▶ Verilen metin:
>>
Uğur Mumcu’nun katledilişinin üzerinden 28 yıl geçti, suikast hâlâ aydınlatılamadı. Uğur Mumcu, katledilişinin 28. yılında sevenleri tarafından dünyanın dört bir yanında sevgi ve özlemle anılıyor.
Araştırmacı ve ilkeli gazeteciliğin en önemli isimlerinden biri olan Cumhuriyet gazetesi yazarı Uğur Mumcu, yazdığı yazılar nedeniyle birçok kez ölüm tehdidi aldı.
1992 yılında da “Beni öldürecekler” diyerek, başına gelecekleri haber vermişti. O sözünden bir yıl sonra, 24 Ocak 1993’te, bombalı saldırıya uğrayarak katledildi.
UĞUR MUMCU: "İSTERLER Kİ SUSALIM"
Uğur Mumcu, Cumhuriyet’teki köşesinden şöyle seslenmişti:
“İsterler ki susalım; isterler ki yazdıklarımızın hiçbiri, hele bu dönemde yazılmasın. Bunun içindir ki, bizleri susturmak için türlü yollara başvururlar. Bizleri susturmak için başvurdukları ve ellerine yüzlerine bulaştırdıkları sinsi girişimleri ile ilgili ipuçları ellerimizdedir! Bunu da bilir, bunların açığa çıkmaması için köşelerinde kıvranıp dururlar.
Evet yazacağız, susmayacağız. Bütün yolsuzlukları, kaçakçılıkları, pislikleri, cinayetleri tek tek sergileyeceğiz.”
Uğur Mumcu’nun katledildiği yerde o dönem inceleme yapan uzmanların, “delillerde tahrifat yapması” dikkat çekerken, cinayeti İBDA-C ve Hizbullah gibi terör örgütleri üstlense de aradan 28 yıl geçmesine karşın Mumcu suikastının üzerindeki sır perdesi aralanmadı.
<<
▶ Verilen görev 1: Aşağıdaki kayıtlarda "down" dizesinin geçtiği satırları sayın ve yalnızca sayıyı yazın. Büyük ve küçük harf ayrımı önemlidir.
▶ Verilen görev 2: Uğur Mumcu suikastını anlatan yukarıdaki metni son cümlesinden sonra devam ettirin.

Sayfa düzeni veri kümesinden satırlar
>>
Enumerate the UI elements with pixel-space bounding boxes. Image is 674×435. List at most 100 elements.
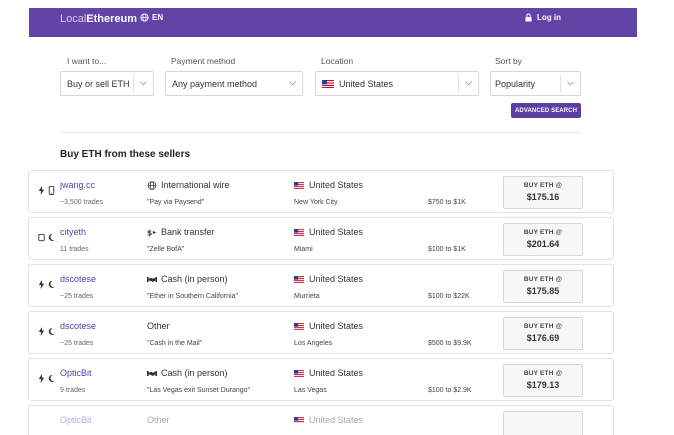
us-flag-icon bbox=[294, 181, 304, 189]
offer-row[interactable]: jwang.cc ~3,500 trades International wir… bbox=[28, 170, 614, 213]
country-label: United States bbox=[309, 415, 364, 425]
svg-text:$: $ bbox=[147, 228, 152, 237]
offer-note: "Las Vegas exit Sunset Durango" bbox=[147, 387, 251, 394]
buy-label: BUY ETH @ bbox=[523, 229, 563, 236]
buy-label: BUY ETH @ bbox=[523, 182, 563, 189]
payment-method-label: Other bbox=[147, 321, 170, 331]
seller-link[interactable]: cityeth bbox=[60, 227, 87, 237]
moon-icon bbox=[48, 327, 55, 335]
phone-icon bbox=[48, 186, 55, 195]
chevron-down-icon bbox=[133, 75, 153, 92]
section-title: Buy ETH from these sellers bbox=[60, 149, 191, 160]
offer-country: United States bbox=[294, 321, 363, 331]
offer-row[interactable]: cityeth 11 trades $ Bank transfer "Zelle… bbox=[28, 217, 614, 260]
chevron-down-icon bbox=[282, 75, 302, 92]
payment-method-select[interactable]: Any payment method bbox=[165, 71, 303, 96]
want-value: Buy or sell ETH bbox=[67, 78, 130, 89]
sort-value: Popularity bbox=[495, 78, 536, 89]
payment-label: Payment method bbox=[171, 56, 236, 66]
seller-link[interactable]: OpticBit bbox=[60, 368, 92, 378]
offer-city: Murrieta bbox=[294, 293, 320, 300]
country-label: United States bbox=[309, 274, 364, 284]
moon-icon bbox=[48, 233, 55, 241]
us-flag-icon bbox=[294, 416, 304, 424]
offer-country: United States bbox=[294, 274, 363, 284]
seller-link[interactable]: dscotese bbox=[60, 321, 97, 331]
login-label: Log in bbox=[537, 13, 561, 22]
globe-icon bbox=[147, 180, 157, 190]
bolt-icon bbox=[38, 186, 45, 195]
payment-method: Other bbox=[147, 415, 170, 425]
buy-button[interactable] bbox=[503, 411, 583, 435]
buy-price: $179.13 bbox=[526, 380, 560, 390]
offer-row[interactable]: OpticBit 9 trades Cash (in person) "Las … bbox=[28, 358, 614, 401]
seller-link[interactable]: dscotese bbox=[60, 274, 97, 284]
sort-select[interactable]: Popularity bbox=[490, 71, 581, 96]
buy-label: BUY ETH @ bbox=[523, 276, 563, 283]
status-icons bbox=[38, 327, 55, 336]
buy-button[interactable]: BUY ETH @ $179.13 bbox=[503, 364, 583, 397]
buy-button[interactable]: BUY ETH @ $175.16 bbox=[503, 176, 583, 209]
sort-label: Sort by bbox=[495, 56, 522, 66]
payment-method-label: Cash (in person) bbox=[161, 274, 228, 284]
buy-price: $201.64 bbox=[526, 239, 560, 249]
offer-row[interactable]: dscotese ~25 trades Cash (in person) "Et… bbox=[28, 264, 614, 307]
seller-link[interactable]: OpticBit bbox=[60, 415, 92, 425]
payment-method: Other bbox=[147, 321, 170, 331]
language-code: EN bbox=[152, 13, 164, 22]
trade-count: 9 trades bbox=[60, 387, 86, 394]
trade-limits: $100 to $2.9K bbox=[428, 387, 472, 394]
country-label: United States bbox=[309, 180, 364, 190]
moon-icon bbox=[48, 374, 55, 382]
brand-logo[interactable]: LocalEthereum bbox=[60, 13, 137, 25]
offer-city: Las Vegas bbox=[294, 387, 327, 394]
status-icons bbox=[38, 280, 55, 289]
location-label: Location bbox=[321, 56, 354, 66]
offer-country: United States bbox=[294, 227, 363, 237]
seller-link[interactable]: jwang.cc bbox=[60, 180, 96, 190]
offer-row[interactable]: dscotese ~25 trades Other "Cash in the M… bbox=[28, 311, 614, 354]
login-button[interactable]: Log in bbox=[525, 13, 561, 22]
status-icons bbox=[38, 233, 55, 242]
trade-limits: $500 to $9.9K bbox=[428, 340, 472, 347]
offer-city: Miami bbox=[294, 246, 313, 253]
bolt-icon bbox=[38, 280, 45, 289]
moon-icon bbox=[48, 280, 55, 288]
buy-button[interactable]: BUY ETH @ $176.69 bbox=[503, 317, 583, 350]
bolt-icon bbox=[38, 374, 45, 383]
buy-button[interactable]: BUY ETH @ $175.85 bbox=[503, 270, 583, 303]
payment-method: Cash (in person) bbox=[147, 274, 228, 284]
payment-method-label: International wire bbox=[161, 180, 230, 190]
offer-country: United States bbox=[294, 368, 363, 378]
payment-method-label: Bank transfer bbox=[161, 227, 215, 237]
bolt-icon bbox=[38, 327, 45, 336]
want-select[interactable]: Buy or sell ETH bbox=[60, 71, 154, 96]
handshake-icon bbox=[147, 276, 157, 282]
trade-count: 11 trades bbox=[60, 246, 89, 253]
payment-method: International wire bbox=[147, 180, 230, 190]
buy-button[interactable]: BUY ETH @ $201.64 bbox=[503, 223, 583, 256]
card-icon bbox=[38, 233, 45, 242]
trade-limits: $750 to $1K bbox=[428, 199, 466, 206]
offer-note: "Ether in Southern California" bbox=[147, 293, 238, 300]
location-select[interactable]: United States bbox=[315, 71, 479, 96]
country-label: United States bbox=[309, 227, 364, 237]
trade-count: ~3,500 trades bbox=[60, 199, 104, 206]
language-selector[interactable]: EN bbox=[140, 13, 163, 22]
offer-city: New York City bbox=[294, 199, 338, 206]
buy-label: BUY ETH @ bbox=[523, 323, 563, 330]
payment-method: Cash (in person) bbox=[147, 368, 228, 378]
trade-limits: $100 to $22K bbox=[428, 293, 470, 300]
location-value: United States bbox=[339, 78, 394, 89]
lock-icon bbox=[525, 13, 532, 22]
brand-bold-text: Ethereum bbox=[86, 13, 138, 25]
offer-row[interactable]: OpticBit Other United States bbox=[28, 405, 614, 435]
offer-note: "Cash in the Mail" bbox=[147, 340, 203, 347]
top-navigation-bar: LocalEthereum EN Log in bbox=[29, 8, 637, 37]
offer-country: United States bbox=[294, 180, 363, 190]
buy-label: BUY ETH @ bbox=[523, 370, 563, 377]
status-icons bbox=[38, 374, 55, 383]
chevron-down-icon bbox=[560, 75, 580, 92]
advanced-search-button[interactable]: ADVANCED SEARCH bbox=[511, 103, 581, 118]
status-icons bbox=[38, 186, 55, 195]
<<
▶ Yazılı yanıt 1: 3

▶ Yazılı yanıt 2:
İSMET SEZGİN: "CİNAYETİ ÇÖZMEK DEVLETİN NAMUS BORCUDUR"
Cinayetin ardından açıklama yapan dönemin bakanı İsmet Sezgin, “Bu cinayeti çözmek, devletin namus borcudur” demişti. Ancak yıllar sonra, 2010 yılında, Sezgin, bir türlü çözülemeyen suikast için “Bu borcu maalesef ödeyemedik” demek zorunda kalmıştı.
CİNAYETİ ARAŞTIRAN SAVCI KEMAL AYHAN EVİNDE ÖLÜ BULUNDU
Soruşturmayı yürüten ve cinayeti kimin işlediğine dair “İstihbarat örgütleri, biraz mafya ve karanlık güçler” ifadeleri ile dikkat çeken savcı Kemal Ayhan da 26 Haziran 1995’te evinde ölü bulunmuştu. Savcı Ayhan’ın naaşı Nusret Demiral’ın talimatıyla otopsi yapılmadan toprağa verilmişti. Demiral yıllar sonra konuyla ilgili yaptığı açıklamada "Çok şişman bir çocuktu. Kalp krizinden gitti. Tabii bir ölüm olarak tespit edildi. Şüphe çekecek hiçbir şey yok" dedi.
RAPORLADAKİ GERÇEK: DGM BAŞSAVCISI SORUŞTURMAYI SAVSAKLADI
Aradan geçen yıllara karşın davada somut gelişmeler yaşanmaması üzerine 14 Ocak 1997’de, Meclis’te, Uğur Mumcu Cinayetini Araştırma Komisyonu kuruldu. 4 Haziran’da görevini tamamlayan komisyon tarafından hazırlanan raporun sonuç bölümünde, eski Devlet Güvenlik Mahkemesi (DGM) Başsavcısı Nusret Demiral ve eski DGM Savcısı Ülkü Coşkun’un soruşturmayı savsakladığı ve görev kusuru olduğu; Ankara Valisi ve her kademede görev yapan diğer ilgililerin, Mumcu’yu koruma konusunda gerekli önlemleri almadığı vurgulandı.
"BU İŞİ DEVLET YAPMIŞTIR, SİYASİ İKTİDAR İSTERSE ÇÖZER"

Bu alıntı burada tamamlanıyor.